_PROBLEM TO WORK ON_: Images excluded, repeat each entry below exactly.

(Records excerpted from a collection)
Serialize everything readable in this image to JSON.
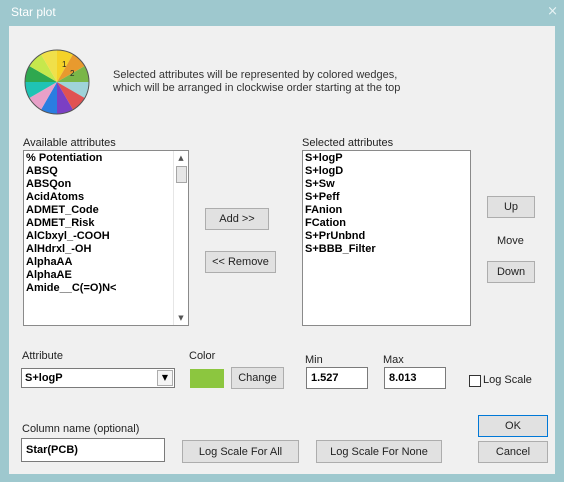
{
  "window": {
    "title": "Star plot",
    "close_glyph": "×"
  },
  "intro": {
    "icon": "star-plot-pie-icon",
    "wedge_labels": [
      "1",
      "2"
    ],
    "line1": "Selected attributes will be represented by colored wedges,",
    "line2": "which will be arranged in clockwise order starting at the top"
  },
  "available": {
    "label": "Available attributes",
    "items": [
      "% Potentiation",
      "ABSQ",
      "ABSQon",
      "AcidAtoms",
      "ADMET_Code",
      "ADMET_Risk",
      "AlCbxyl_-COOH",
      "AlHdrxl_-OH",
      "AlphaAA",
      "AlphaAE",
      "Amide__C(=O)N<"
    ]
  },
  "selected": {
    "label": "Selected attributes",
    "items": [
      "S+logP",
      "S+logD",
      "S+Sw",
      "S+Peff",
      "FAnion",
      "FCation",
      "S+PrUnbnd",
      "S+BBB_Filter"
    ]
  },
  "buttons": {
    "add": "Add >>",
    "remove": "<< Remove",
    "up": "Up",
    "move": "Move",
    "down": "Down",
    "change": "Change",
    "log_all": "Log Scale For All",
    "log_none": "Log Scale For None",
    "ok": "OK",
    "cancel": "Cancel"
  },
  "attribute": {
    "label": "Attribute",
    "value": "S+logP"
  },
  "color": {
    "label": "Color",
    "value": "#8cc63f"
  },
  "min": {
    "label": "Min",
    "value": "1.527"
  },
  "max": {
    "label": "Max",
    "value": "8.013"
  },
  "log_scale": {
    "label": "Log Scale",
    "checked": false
  },
  "column_name": {
    "label": "Column name (optional)",
    "value": "Star(PCB)"
  },
  "pie_colors": [
    "#f5d228",
    "#e89a2e",
    "#7ab648",
    "#9fd3d9",
    "#e05252",
    "#7b3fc4",
    "#2a7de1",
    "#e8a0c8",
    "#1fc3b4",
    "#2fa84f",
    "#c6e84c",
    "#f0e04a"
  ]
}
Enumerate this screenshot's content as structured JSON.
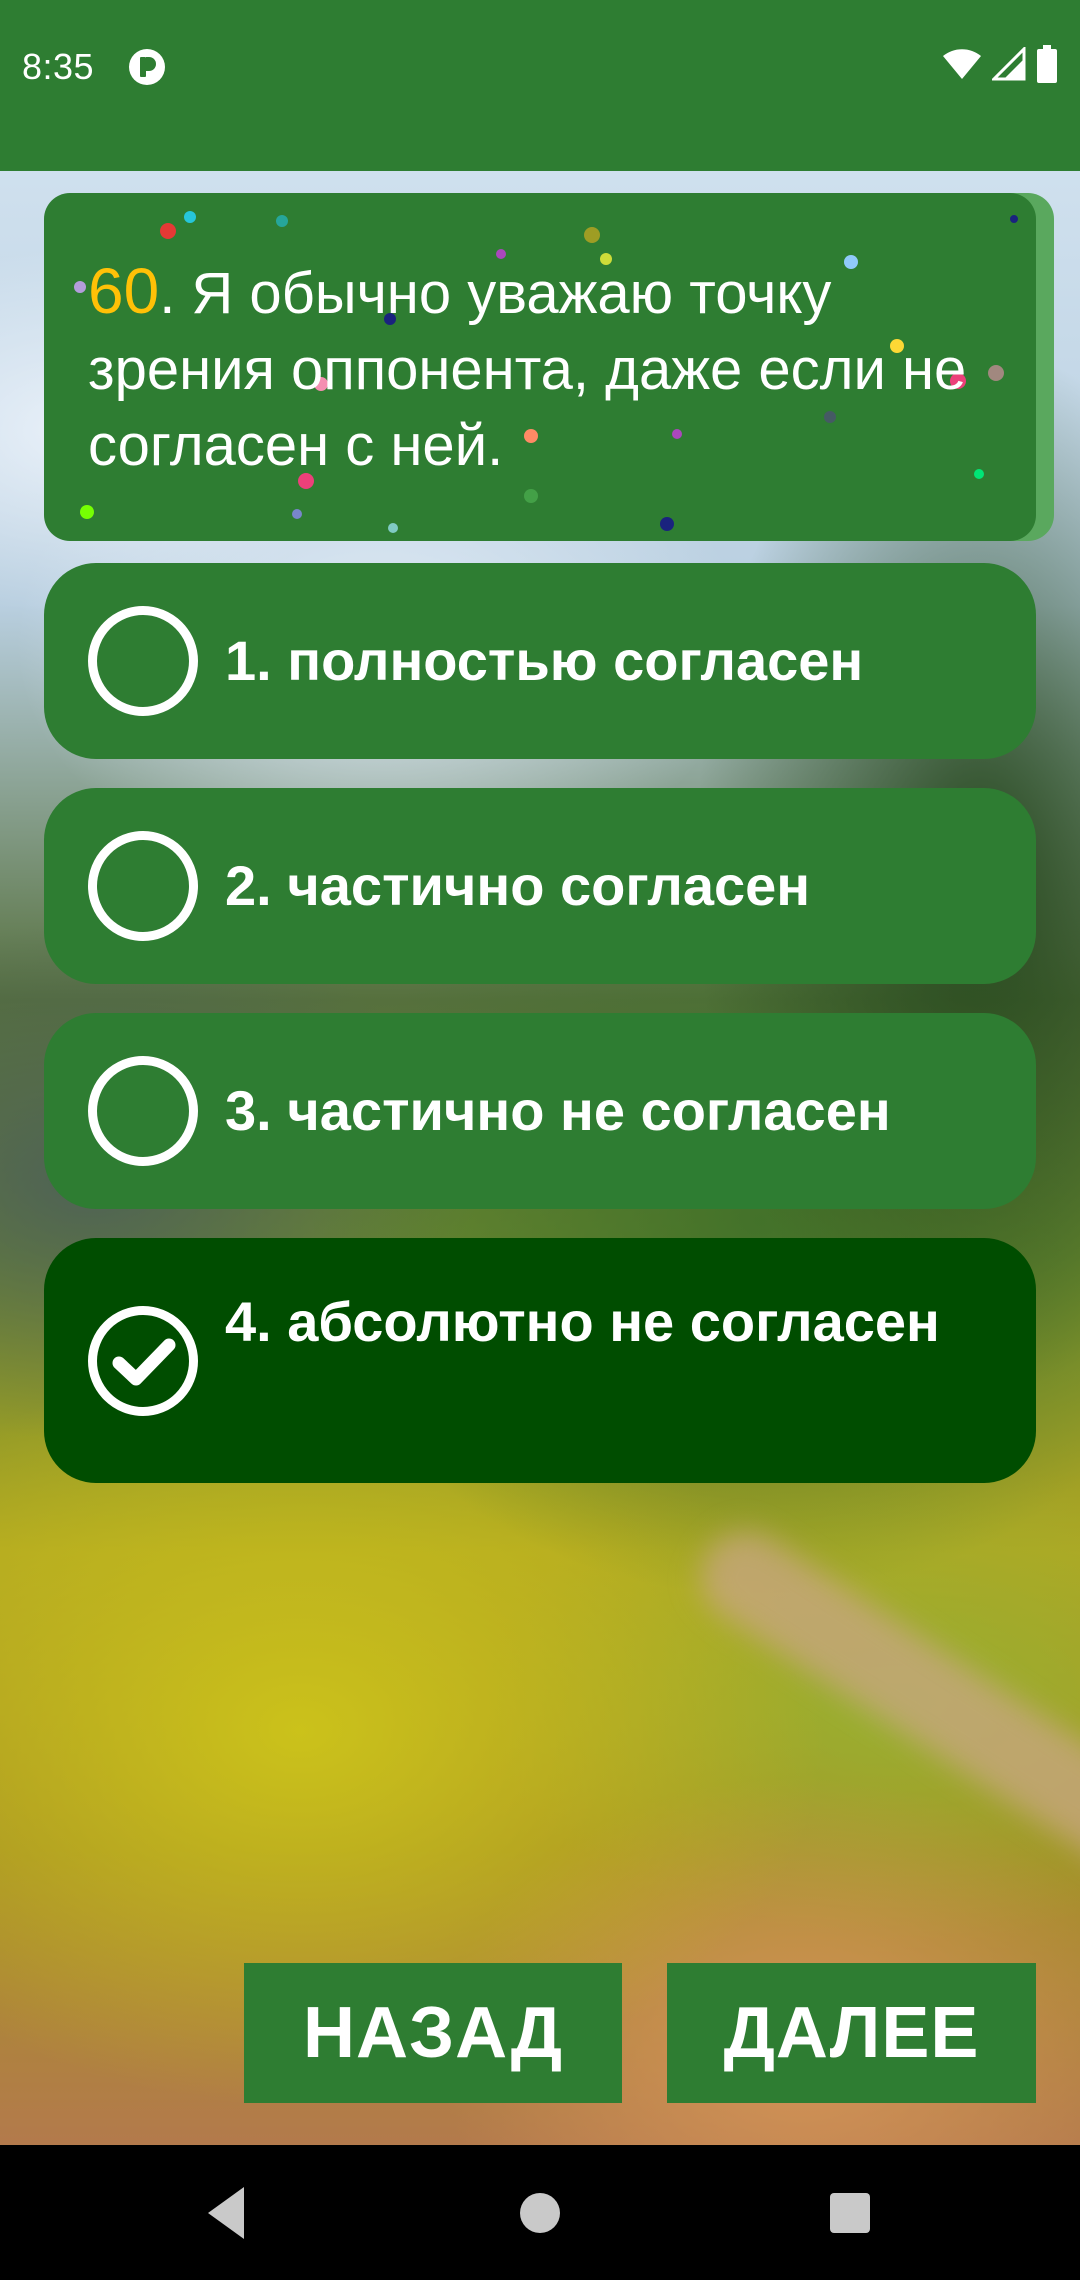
{
  "status_bar": {
    "time": "8:35",
    "app_icon": "circle-p-icon",
    "icons": [
      "wifi-icon",
      "signal-icon",
      "battery-icon"
    ]
  },
  "question": {
    "number": "60",
    "text": ". Я обычно уважаю точку зрения оппонента, даже если не согласен с ней."
  },
  "options": [
    {
      "label": "1. полностью согласен",
      "selected": false
    },
    {
      "label": "2. частично согласен",
      "selected": false
    },
    {
      "label": "3. частично не согласен",
      "selected": false
    },
    {
      "label": "4. абсолютно не согласен",
      "selected": true
    }
  ],
  "buttons": {
    "back": "НАЗАД",
    "next": "ДАЛЕЕ"
  },
  "system_nav": [
    "back-triangle-icon",
    "home-circle-icon",
    "recents-square-icon"
  ],
  "colors": {
    "primary": "#2e7d32",
    "selected": "#004d00",
    "accent_number": "#ffc107",
    "card_edge": "#5aa85e"
  }
}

_FULL OUTPUT_:
Serialize everything readable in this image to JSON.
{
  "window": {
    "title": "Star plot",
    "close_glyph": "×"
  },
  "intro": {
    "icon": "star-plot-pie-icon",
    "wedge_labels": [
      "1",
      "2"
    ],
    "line1": "Selected attributes will be represented by colored wedges,",
    "line2": "which will be arranged in clockwise order starting at the top"
  },
  "available": {
    "label": "Available attributes",
    "items": [
      "% Potentiation",
      "ABSQ",
      "ABSQon",
      "AcidAtoms",
      "ADMET_Code",
      "ADMET_Risk",
      "AlCbxyl_-COOH",
      "AlHdrxl_-OH",
      "AlphaAA",
      "AlphaAE",
      "Amide__C(=O)N<"
    ]
  },
  "selected": {
    "label": "Selected attributes",
    "items": [
      "S+logP",
      "S+logD",
      "S+Sw",
      "S+Peff",
      "FAnion",
      "FCation",
      "S+PrUnbnd",
      "S+BBB_Filter"
    ]
  },
  "buttons": {
    "add": "Add >>",
    "remove": "<< Remove",
    "up": "Up",
    "move": "Move",
    "down": "Down",
    "change": "Change",
    "log_all": "Log Scale For All",
    "log_none": "Log Scale For None",
    "ok": "OK",
    "cancel": "Cancel"
  },
  "attribute": {
    "label": "Attribute",
    "value": "S+logP"
  },
  "color": {
    "label": "Color",
    "value": "#8cc63f"
  },
  "min": {
    "label": "Min",
    "value": "1.527"
  },
  "max": {
    "label": "Max",
    "value": "8.013"
  },
  "log_scale": {
    "label": "Log Scale",
    "checked": false
  },
  "column_name": {
    "label": "Column name (optional)",
    "value": "Star(PCB)"
  },
  "pie_colors": [
    "#f5d228",
    "#e89a2e",
    "#7ab648",
    "#9fd3d9",
    "#e05252",
    "#7b3fc4",
    "#2a7de1",
    "#e8a0c8",
    "#1fc3b4",
    "#2fa84f",
    "#c6e84c",
    "#f0e04a"
  ]
}
Enumerate this screenshot's content as structured JSON.
{
  "status_bar": {
    "time": "8:35",
    "app_icon": "circle-p-icon",
    "icons": [
      "wifi-icon",
      "signal-icon",
      "battery-icon"
    ]
  },
  "question": {
    "number": "60",
    "text": ". Я обычно уважаю точку зрения оппонента, даже если не согласен с ней."
  },
  "options": [
    {
      "label": "1. полностью согласен",
      "selected": false
    },
    {
      "label": "2. частично согласен",
      "selected": false
    },
    {
      "label": "3. частично не согласен",
      "selected": false
    },
    {
      "label": "4. абсолютно не согласен",
      "selected": true
    }
  ],
  "buttons": {
    "back": "НАЗАД",
    "next": "ДАЛЕЕ"
  },
  "system_nav": [
    "back-triangle-icon",
    "home-circle-icon",
    "recents-square-icon"
  ],
  "colors": {
    "primary": "#2e7d32",
    "selected": "#004d00",
    "accent_number": "#ffc107",
    "card_edge": "#5aa85e"
  }
}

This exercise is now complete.